* _Short problem_
Don't copy the pictures; return every other part of the records exactly.

....

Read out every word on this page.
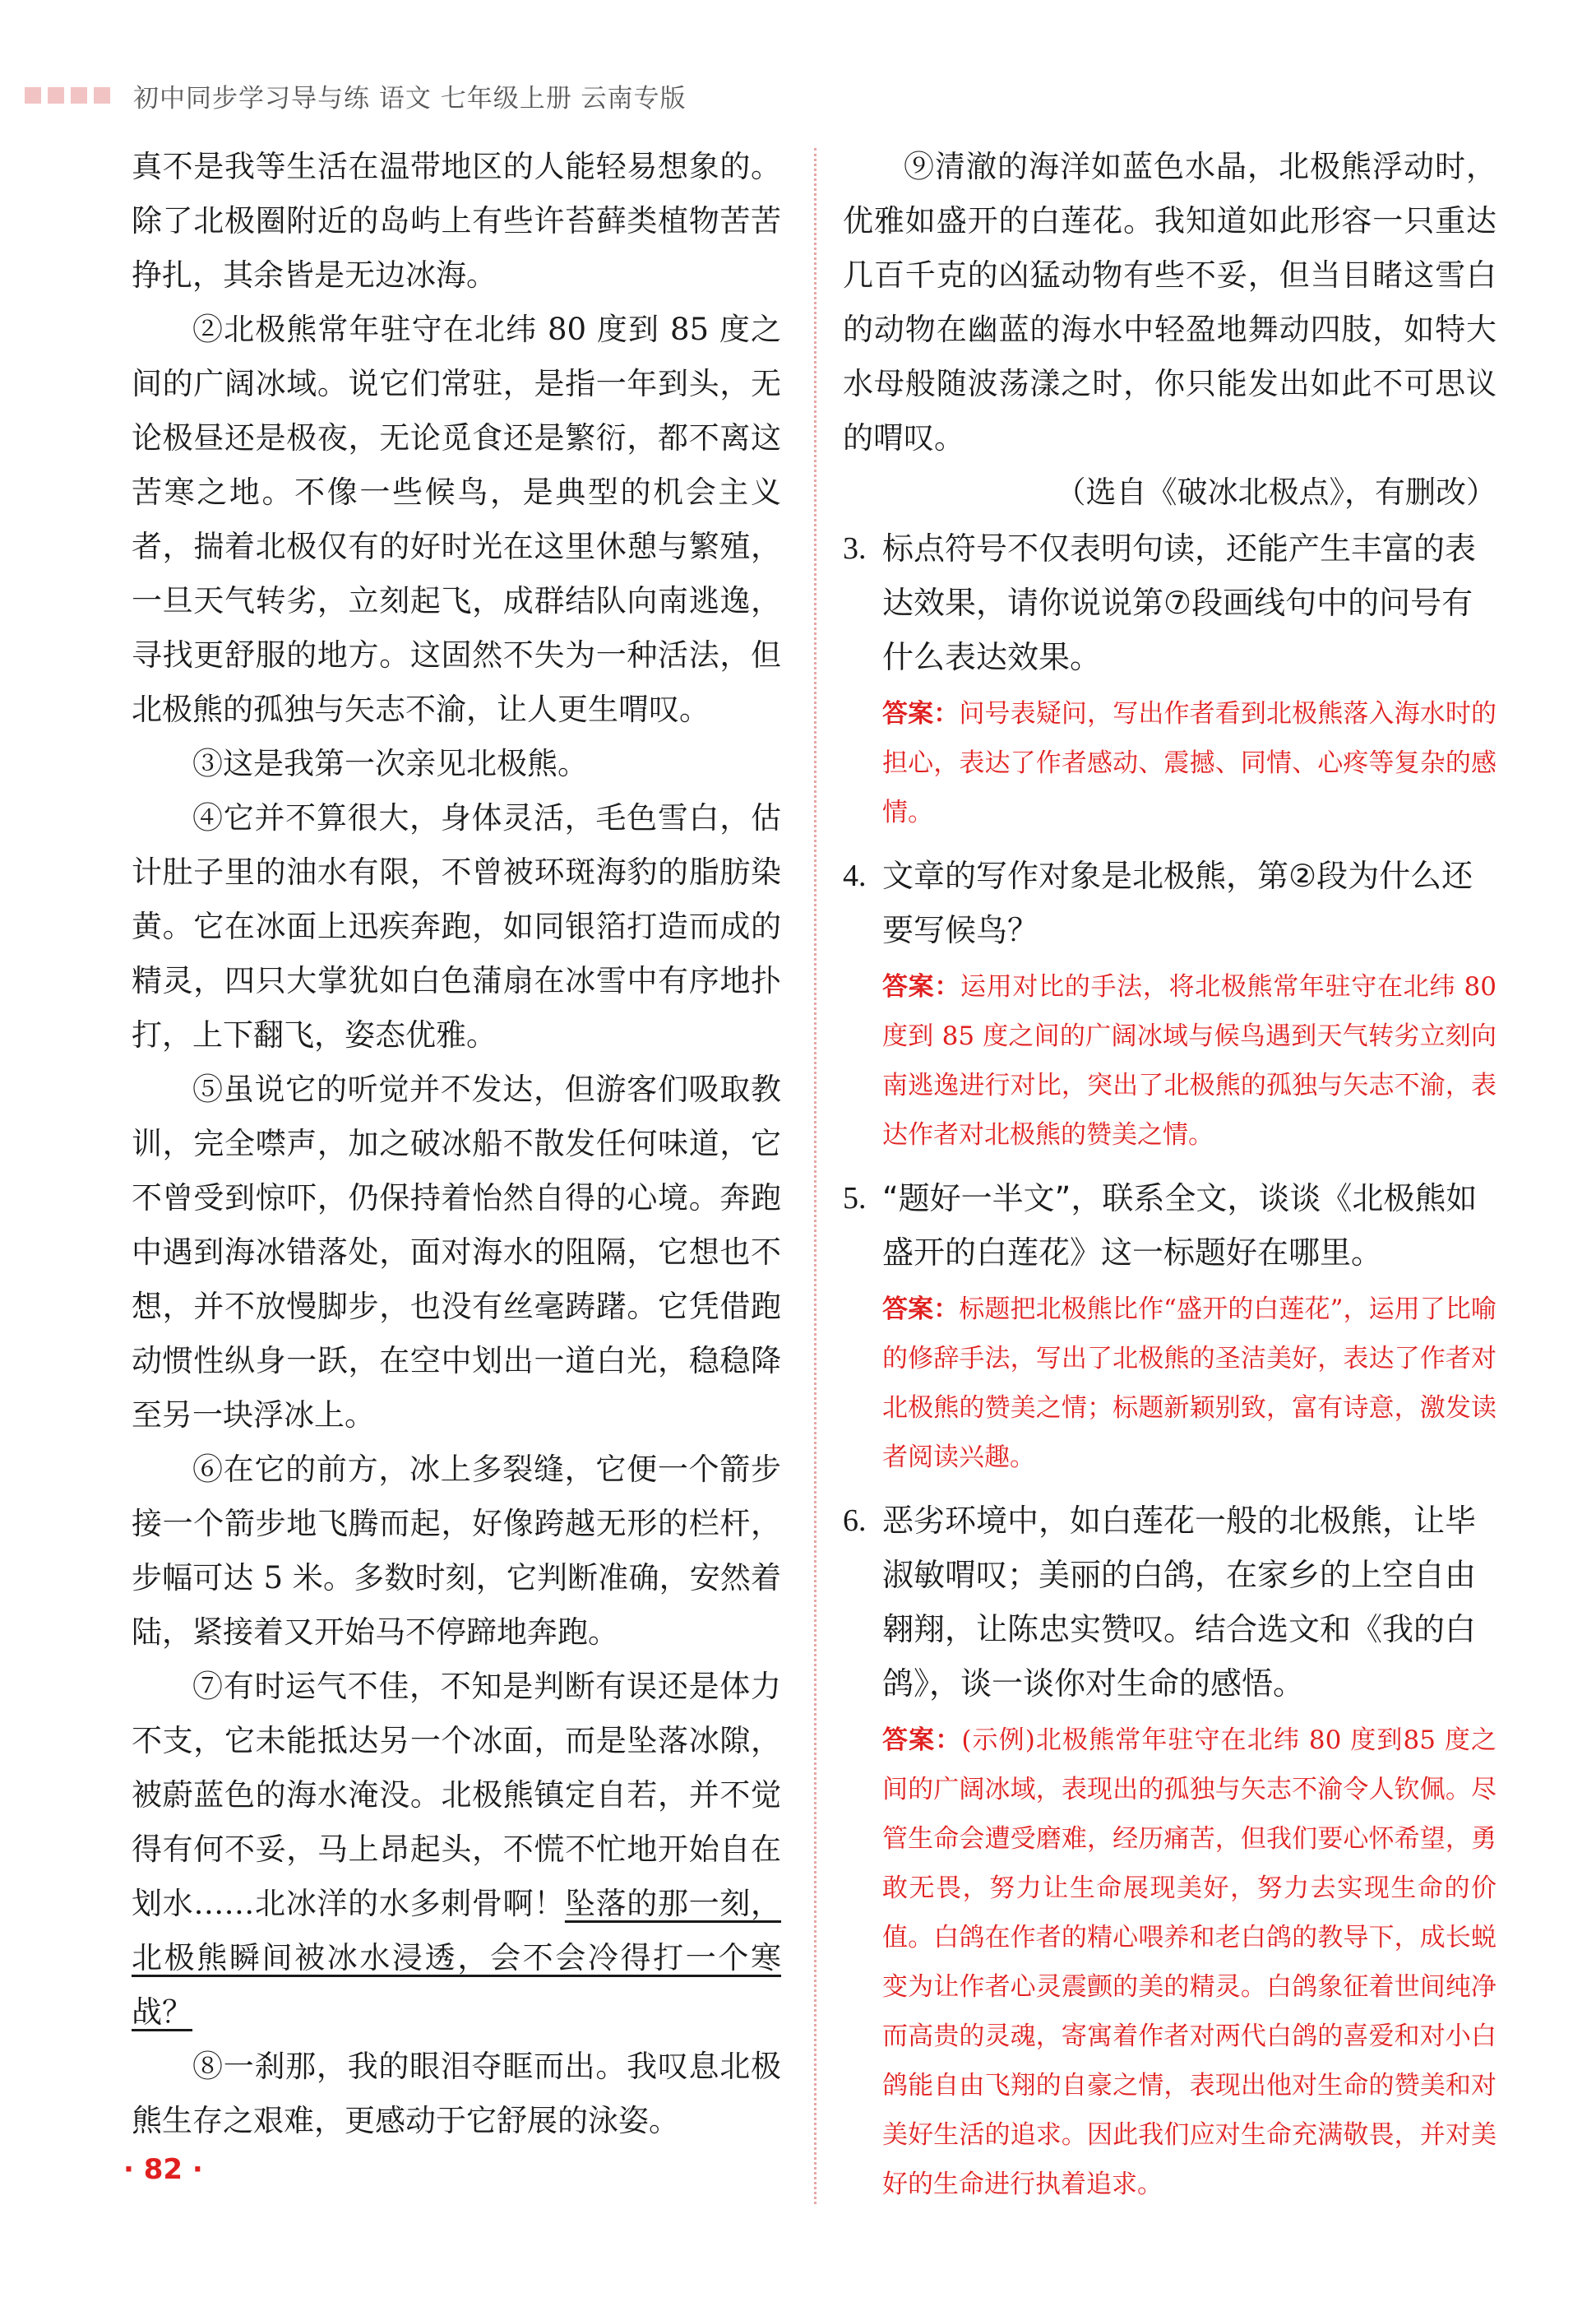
初中同步学习导与练 语文 七年级上册 云南专版

真不是我等生活在温带地区的人能轻易想象的。除了北极圈附近的岛屿上有些许苔藓类植物苦苦挣扎，其余皆是无边冰海。

②北极熊常年驻守在北纬 80 度到 85 度之间的广阔冰域。说它们常驻，是指一年到头，无论极昼还是极夜，无论觅食还是繁衍，都不离这苦寒之地。不像一些候鸟，是典型的机会主义者，揣着北极仅有的好时光在这里休憩与繁殖，一旦天气转劣，立刻起飞，成群结队向南逃逸，寻找更舒服的地方。这固然不失为一种活法，但北极熊的孤独与矢志不渝，让人更生喟叹。

③这是我第一次亲见北极熊。

④它并不算很大，身体灵活，毛色雪白，估计肚子里的油水有限，不曾被环斑海豹的脂肪染黄。它在冰面上迅疾奔跑，如同银箔打造而成的精灵，四只大掌犹如白色蒲扇在冰雪中有序地扑打，上下翻飞，姿态优雅。

⑤虽说它的听觉并不发达，但游客们吸取教训，完全噤声，加之破冰船不散发任何味道，它不曾受到惊吓，仍保持着怡然自得的心境。奔跑中遇到海冰错落处，面对海水的阻隔，它想也不想，并不放慢脚步，也没有丝毫踌躇。它凭借跑动惯性纵身一跃，在空中划出一道白光，稳稳降至另一块浮冰上。

⑥在它的前方，冰上多裂缝，它便一个箭步接一个箭步地飞腾而起，好像跨越无形的栏杆，步幅可达 5 米。多数时刻，它判断准确，安然着陆，紧接着又开始马不停蹄地奔跑。

⑦有时运气不佳，不知是判断有误还是体力不支，它未能抵达另一个冰面，而是坠落冰隙，被蔚蓝色的海水淹没。北极熊镇定自若，并不觉得有何不妥，马上昂起头，不慌不忙地开始自在划水……北冰洋的水多刺骨啊！坠落的那一刻，北极熊瞬间被冰水浸透，会不会冷得打一个寒战？

⑧一刹那，我的眼泪夺眶而出。我叹息北极熊生存之艰难，更感动于它舒展的泳姿。

⑨清澈的海洋如蓝色水晶，北极熊浮动时，优雅如盛开的白莲花。我知道如此形容一只重达几百千克的凶猛动物有些不妥，但当目睹这雪白的动物在幽蓝的海水中轻盈地舞动四肢，如特大水母般随波荡漾之时，你只能发出如此不可思议的喟叹。

（选自《破冰北极点》，有删改）

3. 标点符号不仅表明句读，还能产生丰富的表达效果，请你说说第⑦段画线句中的问号有什么表达效果。
答案：问号表疑问，写出作者看到北极熊落入海水时的担心，表达了作者感动、震撼、同情、心疼等复杂的感情。
4. 文章的写作对象是北极熊，第②段为什么还要写候鸟？
答案：运用对比的手法，将北极熊常年驻守在北纬 80 度到 85 度之间的广阔冰域与候鸟遇到天气转劣立刻向南逃逸进行对比，突出了北极熊的孤独与矢志不渝，表达作者对北极熊的赞美之情。
5. “题好一半文”，联系全文，谈谈《北极熊如盛开的白莲花》这一标题好在哪里。
答案：标题把北极熊比作“盛开的白莲花”，运用了比喻的修辞手法，写出了北极熊的圣洁美好，表达了作者对北极熊的赞美之情；标题新颖别致，富有诗意，激发读者阅读兴趣。
6. 恶劣环境中，如白莲花一般的北极熊，让毕淑敏喟叹；美丽的白鸽，在家乡的上空自由翱翔，让陈忠实赞叹。结合选文和《我的白鸽》，谈一谈你对生命的感悟。
答案：(示例)北极熊常年驻守在北纬 80 度到85 度之间的广阔冰域，表现出的孤独与矢志不渝令人钦佩。尽管生命会遭受磨难，经历痛苦，但我们要心怀希望，勇敢无畏，努力让生命展现美好，努力去实现生命的价值。白鸽在作者的精心喂养和老白鸽的教导下，成长蜕变为让作者心灵震颤的美的精灵。白鸽象征着世间纯净而高贵的灵魂，寄寓着作者对两代白鸽的喜爱和对小白鸽能自由飞翔的自豪之情，表现出他对生命的赞美和对美好生活的追求。因此我们应对生命充满敬畏，并对美好的生命进行执着追求。
· 82 ·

....

* _Response_
Read out every word on this page.
初中同步学习导与练 语文 七年级上册 云南专版

真不是我等生活在温带地区的人能轻易想象的。除了北极圈附近的岛屿上有些许苔藓类植物苦苦挣扎，其余皆是无边冰海。

②北极熊常年驻守在北纬 80 度到 85 度之间的广阔冰域。说它们常驻，是指一年到头，无论极昼还是极夜，无论觅食还是繁衍，都不离这苦寒之地。不像一些候鸟，是典型的机会主义者，揣着北极仅有的好时光在这里休憩与繁殖，一旦天气转劣，立刻起飞，成群结队向南逃逸，寻找更舒服的地方。这固然不失为一种活法，但北极熊的孤独与矢志不渝，让人更生喟叹。

③这是我第一次亲见北极熊。

④它并不算很大，身体灵活，毛色雪白，估计肚子里的油水有限，不曾被环斑海豹的脂肪染黄。它在冰面上迅疾奔跑，如同银箔打造而成的精灵，四只大掌犹如白色蒲扇在冰雪中有序地扑打，上下翻飞，姿态优雅。

⑤虽说它的听觉并不发达，但游客们吸取教训，完全噤声，加之破冰船不散发任何味道，它不曾受到惊吓，仍保持着怡然自得的心境。奔跑中遇到海冰错落处，面对海水的阻隔，它想也不想，并不放慢脚步，也没有丝毫踌躇。它凭借跑动惯性纵身一跃，在空中划出一道白光，稳稳降至另一块浮冰上。

⑥在它的前方，冰上多裂缝，它便一个箭步接一个箭步地飞腾而起，好像跨越无形的栏杆，步幅可达 5 米。多数时刻，它判断准确，安然着陆，紧接着又开始马不停蹄地奔跑。

⑦有时运气不佳，不知是判断有误还是体力不支，它未能抵达另一个冰面，而是坠落冰隙，被蔚蓝色的海水淹没。北极熊镇定自若，并不觉得有何不妥，马上昂起头，不慌不忙地开始自在划水……北冰洋的水多刺骨啊！坠落的那一刻，北极熊瞬间被冰水浸透，会不会冷得打一个寒战？

⑧一刹那，我的眼泪夺眶而出。我叹息北极熊生存之艰难，更感动于它舒展的泳姿。

⑨清澈的海洋如蓝色水晶，北极熊浮动时，优雅如盛开的白莲花。我知道如此形容一只重达几百千克的凶猛动物有些不妥，但当目睹这雪白的动物在幽蓝的海水中轻盈地舞动四肢，如特大水母般随波荡漾之时，你只能发出如此不可思议的喟叹。

（选自《破冰北极点》，有删改）

3. 标点符号不仅表明句读，还能产生丰富的表达效果，请你说说第⑦段画线句中的问号有什么表达效果。
答案：问号表疑问，写出作者看到北极熊落入海水时的担心，表达了作者感动、震撼、同情、心疼等复杂的感情。
4. 文章的写作对象是北极熊，第②段为什么还要写候鸟？
答案：运用对比的手法，将北极熊常年驻守在北纬 80 度到 85 度之间的广阔冰域与候鸟遇到天气转劣立刻向南逃逸进行对比，突出了北极熊的孤独与矢志不渝，表达作者对北极熊的赞美之情。
5. “题好一半文”，联系全文，谈谈《北极熊如盛开的白莲花》这一标题好在哪里。
答案：标题把北极熊比作“盛开的白莲花”，运用了比喻的修辞手法，写出了北极熊的圣洁美好，表达了作者对北极熊的赞美之情；标题新颖别致，富有诗意，激发读者阅读兴趣。
6. 恶劣环境中，如白莲花一般的北极熊，让毕淑敏喟叹；美丽的白鸽，在家乡的上空自由翱翔，让陈忠实赞叹。结合选文和《我的白鸽》，谈一谈你对生命的感悟。
答案：(示例)北极熊常年驻守在北纬 80 度到85 度之间的广阔冰域，表现出的孤独与矢志不渝令人钦佩。尽管生命会遭受磨难，经历痛苦，但我们要心怀希望，勇敢无畏，努力让生命展现美好，努力去实现生命的价值。白鸽在作者的精心喂养和老白鸽的教导下，成长蜕变为让作者心灵震颤的美的精灵。白鸽象征着世间纯净而高贵的灵魂，寄寓着作者对两代白鸽的喜爱和对小白鸽能自由飞翔的自豪之情，表现出他对生命的赞美和对美好生活的追求。因此我们应对生命充满敬畏，并对美好的生命进行执着追求。
· 82 ·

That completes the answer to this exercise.